* FRAGMENTO CITADO:
______

Cali, julio 30 de 2026. Actualizado: miércoles, julio 29, 2026 21:44
Ya no debería sorprender que el presidente Gustavo Petro trate de beneficiar a los delincuentes.
Además de la intención de eliminar delitos y de promover castigos simbólicos para los ladrones que mantienen azotados a los habitantes de las ciudades, y del anuncio de pagos mensuales para los jóvenes que están en el mundo del delito y de darle estatus especial a los miembros de las bandas criminales, ahora el jefe de Estado anuncia una ley para otorgarles beneficios a los narcotraficantes.
“…se hará una ley de la reconciliación nacional para que todos aquellos y aquellas que hayan sido incursos en la ilicitud, en la violencia, puedan tener un camino y un vivir en esta nación colombiana una vez se deje de la mente, del cerebro, de las ideas, la idea de matar al compatriota, la idea de quitar y despojar al compatriota humilde”, dijo el presidente.
Otorgar beneficios a todo tipo de delincuentes plantea una serie de inconvenientes y problemas graves para la sociedad en general, pues invierte los valores al darle a quien viola la ley beneficios que no tienen los ciudadanos honestos.
Que por decisión del gobierno nacional los delincuentes no enfrenten las consecuencias de sus acciones fomenta un clima de impunidad y conduce inevitablemente a una percepción generalizada de que el crimen paga.
En un país con los antecedentes de violencia e impunidad que tiene Colombia, desmotivar en las personas el respeto por la ley puede aumentar exponencialmente la ilegalidad, como ya está ocurriendo.
Para que funcione, todo sistema de justicia debe basarse en la idea de que las personas son responsables de sus actos y deben rendir cuentas por ellos, y cuando este principio se rompe, se estimula el crimen y la anarquía.

______

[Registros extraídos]

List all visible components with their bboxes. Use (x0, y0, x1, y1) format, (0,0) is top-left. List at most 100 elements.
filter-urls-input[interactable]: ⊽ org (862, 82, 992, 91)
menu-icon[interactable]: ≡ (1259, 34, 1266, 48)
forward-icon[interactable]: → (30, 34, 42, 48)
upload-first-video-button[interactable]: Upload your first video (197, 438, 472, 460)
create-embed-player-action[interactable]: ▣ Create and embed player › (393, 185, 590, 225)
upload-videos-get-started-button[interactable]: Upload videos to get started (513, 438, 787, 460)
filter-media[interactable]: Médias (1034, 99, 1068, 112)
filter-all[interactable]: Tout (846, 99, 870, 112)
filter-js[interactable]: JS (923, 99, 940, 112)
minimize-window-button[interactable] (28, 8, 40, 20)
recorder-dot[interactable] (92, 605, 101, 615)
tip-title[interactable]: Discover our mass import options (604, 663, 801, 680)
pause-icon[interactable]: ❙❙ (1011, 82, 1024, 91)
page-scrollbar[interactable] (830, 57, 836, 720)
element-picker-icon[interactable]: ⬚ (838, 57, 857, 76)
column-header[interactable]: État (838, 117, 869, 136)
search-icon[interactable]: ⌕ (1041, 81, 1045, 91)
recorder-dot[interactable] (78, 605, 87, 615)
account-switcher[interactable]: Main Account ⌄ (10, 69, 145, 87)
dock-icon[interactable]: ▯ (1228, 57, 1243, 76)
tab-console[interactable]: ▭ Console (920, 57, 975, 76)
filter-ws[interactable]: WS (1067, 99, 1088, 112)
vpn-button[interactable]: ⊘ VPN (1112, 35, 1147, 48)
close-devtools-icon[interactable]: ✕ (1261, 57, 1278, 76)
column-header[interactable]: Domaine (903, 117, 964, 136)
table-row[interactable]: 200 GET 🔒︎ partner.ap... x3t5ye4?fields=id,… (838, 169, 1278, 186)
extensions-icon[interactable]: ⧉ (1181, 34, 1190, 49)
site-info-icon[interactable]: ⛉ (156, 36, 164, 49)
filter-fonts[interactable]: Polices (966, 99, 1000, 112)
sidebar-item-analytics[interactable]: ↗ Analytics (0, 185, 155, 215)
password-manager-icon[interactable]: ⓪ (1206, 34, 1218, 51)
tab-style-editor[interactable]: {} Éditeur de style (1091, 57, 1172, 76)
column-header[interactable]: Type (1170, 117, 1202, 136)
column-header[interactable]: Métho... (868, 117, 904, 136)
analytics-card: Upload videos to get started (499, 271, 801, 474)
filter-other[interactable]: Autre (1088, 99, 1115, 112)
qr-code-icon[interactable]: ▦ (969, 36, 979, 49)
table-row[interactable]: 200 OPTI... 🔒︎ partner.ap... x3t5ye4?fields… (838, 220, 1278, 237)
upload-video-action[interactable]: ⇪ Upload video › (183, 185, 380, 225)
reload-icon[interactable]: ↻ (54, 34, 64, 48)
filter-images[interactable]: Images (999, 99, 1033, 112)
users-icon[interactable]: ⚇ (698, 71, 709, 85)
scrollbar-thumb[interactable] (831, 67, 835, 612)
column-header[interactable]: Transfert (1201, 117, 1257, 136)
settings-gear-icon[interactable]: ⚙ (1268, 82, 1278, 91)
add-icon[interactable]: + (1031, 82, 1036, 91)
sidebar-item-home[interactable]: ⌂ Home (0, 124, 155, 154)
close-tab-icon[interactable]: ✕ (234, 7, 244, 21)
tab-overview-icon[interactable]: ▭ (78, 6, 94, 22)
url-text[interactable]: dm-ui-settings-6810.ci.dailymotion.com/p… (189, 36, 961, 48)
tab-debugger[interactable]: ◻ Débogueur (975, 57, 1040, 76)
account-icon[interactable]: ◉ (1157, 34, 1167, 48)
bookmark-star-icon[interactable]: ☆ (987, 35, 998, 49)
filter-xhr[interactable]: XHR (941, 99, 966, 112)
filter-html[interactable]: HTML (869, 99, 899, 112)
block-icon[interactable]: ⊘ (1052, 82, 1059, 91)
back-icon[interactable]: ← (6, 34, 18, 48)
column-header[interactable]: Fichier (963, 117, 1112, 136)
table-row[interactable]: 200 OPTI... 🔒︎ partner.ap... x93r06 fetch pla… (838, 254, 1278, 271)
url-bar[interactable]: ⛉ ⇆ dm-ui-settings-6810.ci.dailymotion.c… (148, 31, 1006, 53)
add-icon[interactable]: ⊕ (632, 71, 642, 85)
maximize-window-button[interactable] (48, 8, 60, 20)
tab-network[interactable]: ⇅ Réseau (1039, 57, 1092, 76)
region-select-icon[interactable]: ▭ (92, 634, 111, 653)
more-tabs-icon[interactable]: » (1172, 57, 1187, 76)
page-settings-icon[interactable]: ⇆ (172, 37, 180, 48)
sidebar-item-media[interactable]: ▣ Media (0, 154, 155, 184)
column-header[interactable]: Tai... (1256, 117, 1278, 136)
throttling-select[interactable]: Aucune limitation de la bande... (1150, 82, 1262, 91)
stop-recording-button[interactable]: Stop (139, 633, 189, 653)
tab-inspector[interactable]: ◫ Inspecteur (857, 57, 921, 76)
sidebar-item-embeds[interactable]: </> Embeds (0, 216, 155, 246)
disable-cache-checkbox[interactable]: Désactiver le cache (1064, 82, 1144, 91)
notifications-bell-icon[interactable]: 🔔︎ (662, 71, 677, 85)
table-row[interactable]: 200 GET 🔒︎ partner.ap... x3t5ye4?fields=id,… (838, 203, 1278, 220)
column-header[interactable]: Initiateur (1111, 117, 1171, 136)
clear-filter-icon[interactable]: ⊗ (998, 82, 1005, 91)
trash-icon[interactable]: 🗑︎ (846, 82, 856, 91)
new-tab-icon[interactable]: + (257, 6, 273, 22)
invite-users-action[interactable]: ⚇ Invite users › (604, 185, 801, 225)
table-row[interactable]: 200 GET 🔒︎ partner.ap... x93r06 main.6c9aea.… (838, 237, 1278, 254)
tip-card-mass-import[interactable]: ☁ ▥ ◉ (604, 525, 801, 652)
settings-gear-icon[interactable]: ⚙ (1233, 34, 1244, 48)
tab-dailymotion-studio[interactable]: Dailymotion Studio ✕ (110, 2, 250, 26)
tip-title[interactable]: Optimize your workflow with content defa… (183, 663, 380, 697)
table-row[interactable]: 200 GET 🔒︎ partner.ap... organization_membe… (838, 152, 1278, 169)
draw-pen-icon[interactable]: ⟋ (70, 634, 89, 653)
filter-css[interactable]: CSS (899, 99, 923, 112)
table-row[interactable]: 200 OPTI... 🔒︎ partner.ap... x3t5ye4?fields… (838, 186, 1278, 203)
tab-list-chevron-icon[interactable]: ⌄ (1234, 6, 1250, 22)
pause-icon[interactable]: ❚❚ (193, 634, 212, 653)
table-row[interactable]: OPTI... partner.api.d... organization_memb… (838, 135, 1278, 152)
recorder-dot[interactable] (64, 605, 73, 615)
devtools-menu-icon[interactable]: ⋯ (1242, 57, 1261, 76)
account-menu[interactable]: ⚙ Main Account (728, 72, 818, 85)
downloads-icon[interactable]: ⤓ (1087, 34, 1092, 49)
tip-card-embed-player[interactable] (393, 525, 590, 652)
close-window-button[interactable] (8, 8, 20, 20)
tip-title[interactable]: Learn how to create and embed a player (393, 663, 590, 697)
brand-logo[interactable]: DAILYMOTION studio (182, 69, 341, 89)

______

* ENUNCIADO:
Conteste, según el fragmento, las preguntas siguientes:
(a) ¿Qué ley dice el presidente que se hará, según la cita entre comillas?
(b) ¿A quiénes estarían destinados los pagos mensuales anunciados?
(c) ¿En qué idea debe basarse todo sistema de justicia para que funcione?
Las filas no guardan relación con el fragmento.

* SOLUCIÓN:
(a) Una ley de la reconciliación nacional.
(b) A los jóvenes que están en el mundo del delito.
(c) En la idea de que las personas son responsables de sus actos y deben rendir cuentas por ellos.